JOB
Search the material for the word "องเท" and report each line where it turns up.
--- begin DATASET ENTRIES ---
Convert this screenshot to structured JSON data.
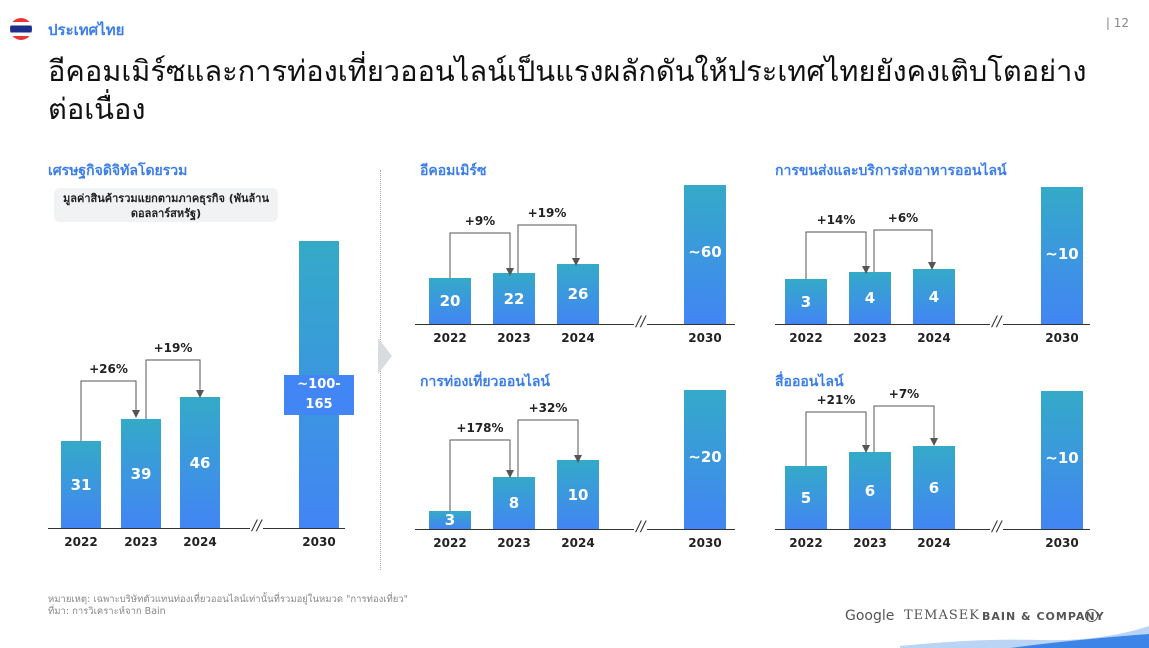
{
  "header": {
    "country": "ประเทศไทย",
    "page_number": "| 12",
    "title": "อีคอมเมิร์ซและการท่องเที่ยวออนไลน์เป็นแรงผลักดันให้ประเทศไทยยังคงเติบโตอย่างต่อเนื่อง",
    "flag_icon": "thailand-flag-icon"
  },
  "chart_data": [
    {
      "type": "bar",
      "title": "เศรษฐกิจดิจิทัลโดยรวม",
      "subtitle": "มูลค่าสินค้ารวมแยกตามภาคธุรกิจ (พันล้านดอลลาร์สหรัฐ)",
      "categories": [
        "2022",
        "2023",
        "2024",
        "2030"
      ],
      "values": [
        31,
        39,
        46,
        "~100-165"
      ],
      "growth": [
        "+26%",
        "+19%"
      ],
      "bar_color": "#4285f4"
    },
    {
      "type": "bar",
      "title": "อีคอมเมิร์ซ",
      "categories": [
        "2022",
        "2023",
        "2024",
        "2030"
      ],
      "values": [
        20,
        22,
        26,
        "~60"
      ],
      "growth": [
        "+9%",
        "+19%"
      ]
    },
    {
      "type": "bar",
      "title": "การขนส่งและบริการส่งอาหารออนไลน์",
      "categories": [
        "2022",
        "2023",
        "2024",
        "2030"
      ],
      "values": [
        3,
        4,
        4,
        "~10"
      ],
      "growth": [
        "+14%",
        "+6%"
      ]
    },
    {
      "type": "bar",
      "title": "การท่องเที่ยวออนไลน์",
      "categories": [
        "2022",
        "2023",
        "2024",
        "2030"
      ],
      "values": [
        3,
        8,
        10,
        "~20"
      ],
      "growth": [
        "+178%",
        "+32%"
      ]
    },
    {
      "type": "bar",
      "title": "สื่อออนไลน์",
      "categories": [
        "2022",
        "2023",
        "2024",
        "2030"
      ],
      "values": [
        5,
        6,
        6,
        "~10"
      ],
      "growth": [
        "+21%",
        "+7%"
      ]
    }
  ],
  "footer": {
    "note": "หมายเหตุ: เฉพาะบริษัทตัวแทนท่องเที่ยวออนไลน์เท่านั้นที่รวมอยู่ในหมวด \"การท่องเที่ยว\"",
    "source": "ที่มา: การวิเคราะห์จาก Bain",
    "logos": [
      "Google",
      "TEMASEK",
      "BAIN & COMPANY"
    ]
  }
}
--- end DATASET ENTRIES ---
RESPONSE TO THIS TASK
    "title": "อีคอมเมิร์ซและการท่องเที่ยวออนไลน์เป็นแรงผลักดันให้ประเทศไทยยังคงเติบโตอย่างต่อเนื่อง",
      "title": "การท่องเที่ยวออนไลน์",
    "note": "หมายเหตุ: เฉพาะบริษัทตัวแทนท่องเที่ยวออนไลน์เท่านั้นที่รวมอยู่ในหมวด \"การท่องเที่ยว\"",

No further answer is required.